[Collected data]
::::::

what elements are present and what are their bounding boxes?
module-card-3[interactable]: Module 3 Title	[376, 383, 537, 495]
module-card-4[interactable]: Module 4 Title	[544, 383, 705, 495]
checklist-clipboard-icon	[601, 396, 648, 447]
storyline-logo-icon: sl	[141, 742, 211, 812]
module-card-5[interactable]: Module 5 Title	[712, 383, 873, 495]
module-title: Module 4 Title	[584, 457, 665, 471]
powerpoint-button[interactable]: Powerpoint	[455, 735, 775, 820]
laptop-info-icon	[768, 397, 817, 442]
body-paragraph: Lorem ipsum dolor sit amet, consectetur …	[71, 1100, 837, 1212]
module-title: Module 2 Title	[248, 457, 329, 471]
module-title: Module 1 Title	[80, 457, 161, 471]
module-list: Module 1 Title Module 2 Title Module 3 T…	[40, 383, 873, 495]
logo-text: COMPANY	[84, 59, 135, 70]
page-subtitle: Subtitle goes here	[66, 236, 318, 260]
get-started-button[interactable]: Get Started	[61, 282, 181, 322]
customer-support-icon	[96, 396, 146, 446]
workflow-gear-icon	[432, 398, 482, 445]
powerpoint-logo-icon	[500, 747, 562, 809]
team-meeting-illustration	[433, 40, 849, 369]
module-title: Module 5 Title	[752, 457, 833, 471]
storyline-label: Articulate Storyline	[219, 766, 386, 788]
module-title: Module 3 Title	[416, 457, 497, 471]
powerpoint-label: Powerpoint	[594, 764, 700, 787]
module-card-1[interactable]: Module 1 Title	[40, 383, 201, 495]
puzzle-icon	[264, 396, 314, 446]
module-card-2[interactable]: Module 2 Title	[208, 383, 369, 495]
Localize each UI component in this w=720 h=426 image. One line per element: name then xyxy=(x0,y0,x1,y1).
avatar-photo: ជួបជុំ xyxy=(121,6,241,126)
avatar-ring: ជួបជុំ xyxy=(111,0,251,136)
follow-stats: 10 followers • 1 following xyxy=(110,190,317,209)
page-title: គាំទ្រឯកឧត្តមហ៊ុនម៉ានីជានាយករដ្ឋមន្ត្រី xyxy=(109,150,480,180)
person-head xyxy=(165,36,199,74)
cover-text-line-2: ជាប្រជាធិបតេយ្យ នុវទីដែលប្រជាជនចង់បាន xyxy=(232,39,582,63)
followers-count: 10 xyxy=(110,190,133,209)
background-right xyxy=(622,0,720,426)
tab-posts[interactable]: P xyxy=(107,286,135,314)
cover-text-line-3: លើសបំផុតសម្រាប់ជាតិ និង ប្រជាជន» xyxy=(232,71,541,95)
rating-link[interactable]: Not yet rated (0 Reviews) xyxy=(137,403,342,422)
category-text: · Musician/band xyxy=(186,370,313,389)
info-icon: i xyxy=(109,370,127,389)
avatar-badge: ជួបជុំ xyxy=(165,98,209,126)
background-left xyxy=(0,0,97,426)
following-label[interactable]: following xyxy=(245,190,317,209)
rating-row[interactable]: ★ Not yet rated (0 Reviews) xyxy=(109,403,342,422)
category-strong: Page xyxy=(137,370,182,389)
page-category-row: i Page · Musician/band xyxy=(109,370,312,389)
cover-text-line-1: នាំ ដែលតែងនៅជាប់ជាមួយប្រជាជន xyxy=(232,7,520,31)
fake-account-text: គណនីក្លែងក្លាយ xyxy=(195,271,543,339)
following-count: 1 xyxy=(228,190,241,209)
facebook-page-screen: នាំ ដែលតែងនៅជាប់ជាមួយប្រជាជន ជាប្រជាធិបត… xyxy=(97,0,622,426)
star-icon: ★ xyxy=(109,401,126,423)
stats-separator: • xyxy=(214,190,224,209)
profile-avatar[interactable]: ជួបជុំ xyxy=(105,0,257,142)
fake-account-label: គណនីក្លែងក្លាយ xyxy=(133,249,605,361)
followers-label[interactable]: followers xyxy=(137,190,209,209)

::::::

#### DESCRIPTION OF THE TASK:
Copy the material word for word, from its first line through the line containing "396, 146, 446]", including that line.

#### SOLUTION FOR THIS TASK:
what elements are present and what are their bounding boxes?
module-card-3[interactable]: Module 3 Title	[376, 383, 537, 495]
module-card-4[interactable]: Module 4 Title	[544, 383, 705, 495]
checklist-clipboard-icon	[601, 396, 648, 447]
storyline-logo-icon: sl	[141, 742, 211, 812]
module-card-5[interactable]: Module 5 Title	[712, 383, 873, 495]
module-title: Module 4 Title	[584, 457, 665, 471]
powerpoint-button[interactable]: Powerpoint	[455, 735, 775, 820]
laptop-info-icon	[768, 397, 817, 442]
body-paragraph: Lorem ipsum dolor sit amet, consectetur …	[71, 1100, 837, 1212]
module-title: Module 2 Title	[248, 457, 329, 471]
module-title: Module 1 Title	[80, 457, 161, 471]
module-list: Module 1 Title Module 2 Title Module 3 T…	[40, 383, 873, 495]
logo-text: COMPANY	[84, 59, 135, 70]
page-subtitle: Subtitle goes here	[66, 236, 318, 260]
get-started-button[interactable]: Get Started	[61, 282, 181, 322]
customer-support-icon	[96, 396, 146, 446]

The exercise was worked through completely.